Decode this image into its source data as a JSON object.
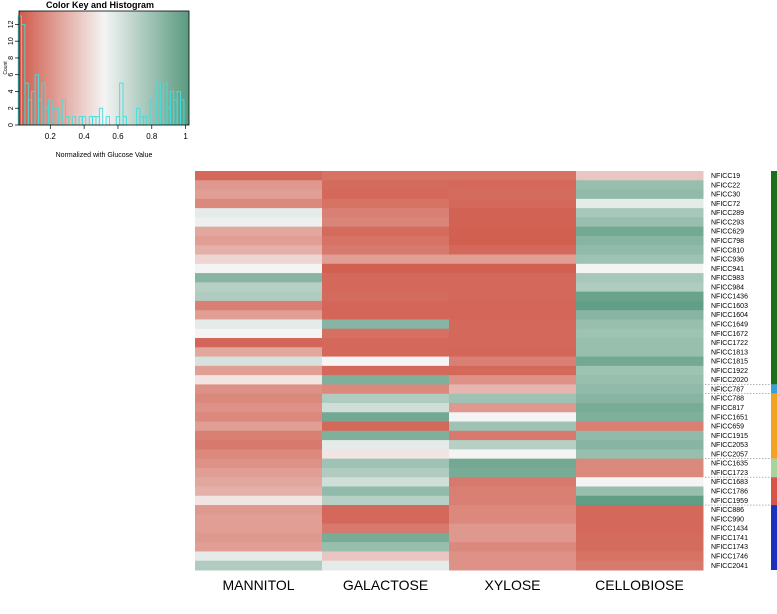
{
  "key": {
    "title": "Color Key and Histogram",
    "xlabel": "Normalized with Glucose Value",
    "ylabel": "Count",
    "xticks": [
      "0.2",
      "0.4",
      "0.6",
      "0.8",
      "1"
    ],
    "yticks": [
      "0",
      "2",
      "4",
      "6",
      "8",
      "10",
      "12"
    ],
    "histogram_color": "#3ee0de"
  },
  "chart_data": {
    "type": "heatmap",
    "colors": {
      "low": "#d05a4a",
      "mid": "#f4f4f4",
      "high": "#5a9a80"
    },
    "columns": [
      "MANNITOL",
      "GALACTOSE",
      "XYLOSE",
      "CELLOBIOSE"
    ],
    "rows": [
      "NFICC19",
      "NFICC22",
      "NFICC30",
      "NFICC72",
      "NFICC289",
      "NFICC293",
      "NFICC629",
      "NFICC798",
      "NFICC810",
      "NFICC936",
      "NFICC941",
      "NFICC983",
      "NFICC984",
      "NFICC1436",
      "NFICC1603",
      "NFICC1604",
      "NFICC1649",
      "NFICC1672",
      "NFICC1722",
      "NFICC1813",
      "NFICC1815",
      "NFICC1922",
      "NFICC2020",
      "NFICC787",
      "NFICC788",
      "NFICC817",
      "NFICC1651",
      "NFICC659",
      "NFICC1915",
      "NFICC2053",
      "NFICC2057",
      "NFICC1635",
      "NFICC1723",
      "NFICC1683",
      "NFICC1786",
      "NFICC1959",
      "NFICC886",
      "NFICC990",
      "NFICC1434",
      "NFICC1741",
      "NFICC1743",
      "NFICC1746",
      "NFICC2041"
    ],
    "values": [
      [
        0.05,
        0.08,
        0.08,
        0.35
      ],
      [
        0.2,
        0.06,
        0.05,
        0.8
      ],
      [
        0.22,
        0.05,
        0.06,
        0.82
      ],
      [
        0.15,
        0.08,
        0.05,
        0.55
      ],
      [
        0.55,
        0.12,
        0.03,
        0.75
      ],
      [
        0.52,
        0.14,
        0.03,
        0.8
      ],
      [
        0.25,
        0.06,
        0.02,
        0.92
      ],
      [
        0.22,
        0.08,
        0.02,
        0.85
      ],
      [
        0.28,
        0.1,
        0.05,
        0.82
      ],
      [
        0.4,
        0.22,
        0.22,
        0.78
      ],
      [
        0.5,
        0.02,
        0.02,
        0.5
      ],
      [
        0.85,
        0.05,
        0.05,
        0.75
      ],
      [
        0.7,
        0.05,
        0.05,
        0.72
      ],
      [
        0.72,
        0.06,
        0.05,
        0.95
      ],
      [
        0.12,
        0.04,
        0.04,
        0.97
      ],
      [
        0.22,
        0.04,
        0.04,
        0.85
      ],
      [
        0.55,
        0.85,
        0.05,
        0.8
      ],
      [
        0.5,
        0.07,
        0.05,
        0.78
      ],
      [
        0.04,
        0.05,
        0.05,
        0.8
      ],
      [
        0.25,
        0.05,
        0.04,
        0.8
      ],
      [
        0.6,
        0.5,
        0.12,
        0.92
      ],
      [
        0.22,
        0.05,
        0.05,
        0.78
      ],
      [
        0.45,
        0.88,
        0.18,
        0.8
      ],
      [
        0.18,
        0.15,
        0.3,
        0.82
      ],
      [
        0.15,
        0.72,
        0.78,
        0.85
      ],
      [
        0.18,
        0.62,
        0.2,
        0.9
      ],
      [
        0.15,
        0.92,
        0.5,
        0.88
      ],
      [
        0.22,
        0.05,
        0.78,
        0.12
      ],
      [
        0.12,
        0.88,
        0.1,
        0.82
      ],
      [
        0.1,
        0.55,
        0.7,
        0.85
      ],
      [
        0.15,
        0.45,
        0.5,
        0.8
      ],
      [
        0.18,
        0.78,
        0.92,
        0.15
      ],
      [
        0.22,
        0.72,
        0.9,
        0.15
      ],
      [
        0.25,
        0.62,
        0.1,
        0.5
      ],
      [
        0.28,
        0.82,
        0.12,
        0.8
      ],
      [
        0.45,
        0.7,
        0.12,
        0.98
      ],
      [
        0.2,
        0.05,
        0.15,
        0.05
      ],
      [
        0.22,
        0.05,
        0.15,
        0.05
      ],
      [
        0.22,
        0.1,
        0.2,
        0.05
      ],
      [
        0.2,
        0.9,
        0.2,
        0.06
      ],
      [
        0.22,
        0.8,
        0.15,
        0.06
      ],
      [
        0.55,
        0.35,
        0.18,
        0.08
      ],
      [
        0.72,
        0.55,
        0.18,
        0.1
      ]
    ],
    "side_bar": [
      {
        "color": "#1d6e1d",
        "rows": 23
      },
      {
        "color": "#3aa0d8",
        "rows": 1
      },
      {
        "color": "#f4a020",
        "rows": 7
      },
      {
        "color": "#a6d49c",
        "rows": 2
      },
      {
        "color": "#d85448",
        "rows": 3
      },
      {
        "color": "#1c30c0",
        "rows": 7
      }
    ],
    "histogram": [
      {
        "x": 0.02,
        "count": 13
      },
      {
        "x": 0.04,
        "count": 12
      },
      {
        "x": 0.06,
        "count": 5
      },
      {
        "x": 0.08,
        "count": 3
      },
      {
        "x": 0.1,
        "count": 4
      },
      {
        "x": 0.12,
        "count": 6
      },
      {
        "x": 0.14,
        "count": 3
      },
      {
        "x": 0.16,
        "count": 5
      },
      {
        "x": 0.18,
        "count": 2
      },
      {
        "x": 0.2,
        "count": 3
      },
      {
        "x": 0.22,
        "count": 2
      },
      {
        "x": 0.24,
        "count": 2
      },
      {
        "x": 0.26,
        "count": 1
      },
      {
        "x": 0.28,
        "count": 3
      },
      {
        "x": 0.3,
        "count": 1
      },
      {
        "x": 0.32,
        "count": 0
      },
      {
        "x": 0.34,
        "count": 1
      },
      {
        "x": 0.36,
        "count": 0
      },
      {
        "x": 0.38,
        "count": 1
      },
      {
        "x": 0.4,
        "count": 1
      },
      {
        "x": 0.42,
        "count": 0
      },
      {
        "x": 0.44,
        "count": 1
      },
      {
        "x": 0.46,
        "count": 1
      },
      {
        "x": 0.48,
        "count": 1
      },
      {
        "x": 0.5,
        "count": 2
      },
      {
        "x": 0.52,
        "count": 0
      },
      {
        "x": 0.54,
        "count": 1
      },
      {
        "x": 0.56,
        "count": 0
      },
      {
        "x": 0.58,
        "count": 0
      },
      {
        "x": 0.6,
        "count": 1
      },
      {
        "x": 0.62,
        "count": 5
      },
      {
        "x": 0.64,
        "count": 1
      },
      {
        "x": 0.66,
        "count": 0
      },
      {
        "x": 0.68,
        "count": 0
      },
      {
        "x": 0.7,
        "count": 0
      },
      {
        "x": 0.72,
        "count": 2
      },
      {
        "x": 0.74,
        "count": 1
      },
      {
        "x": 0.76,
        "count": 1
      },
      {
        "x": 0.78,
        "count": 0
      },
      {
        "x": 0.8,
        "count": 3
      },
      {
        "x": 0.82,
        "count": 4
      },
      {
        "x": 0.84,
        "count": 5
      },
      {
        "x": 0.86,
        "count": 3
      },
      {
        "x": 0.88,
        "count": 5
      },
      {
        "x": 0.9,
        "count": 2
      },
      {
        "x": 0.92,
        "count": 4
      },
      {
        "x": 0.94,
        "count": 3
      },
      {
        "x": 0.96,
        "count": 4
      },
      {
        "x": 0.98,
        "count": 3
      }
    ]
  }
}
══════════════════════════════
Exercise aim:
Gather all lines from the listing above in which "rows" occurs.

Complete response:
    "rows": [
        "rows": 23
        "rows": 1
        "rows": 7
        "rows": 2
        "rows": 3
        "rows": 7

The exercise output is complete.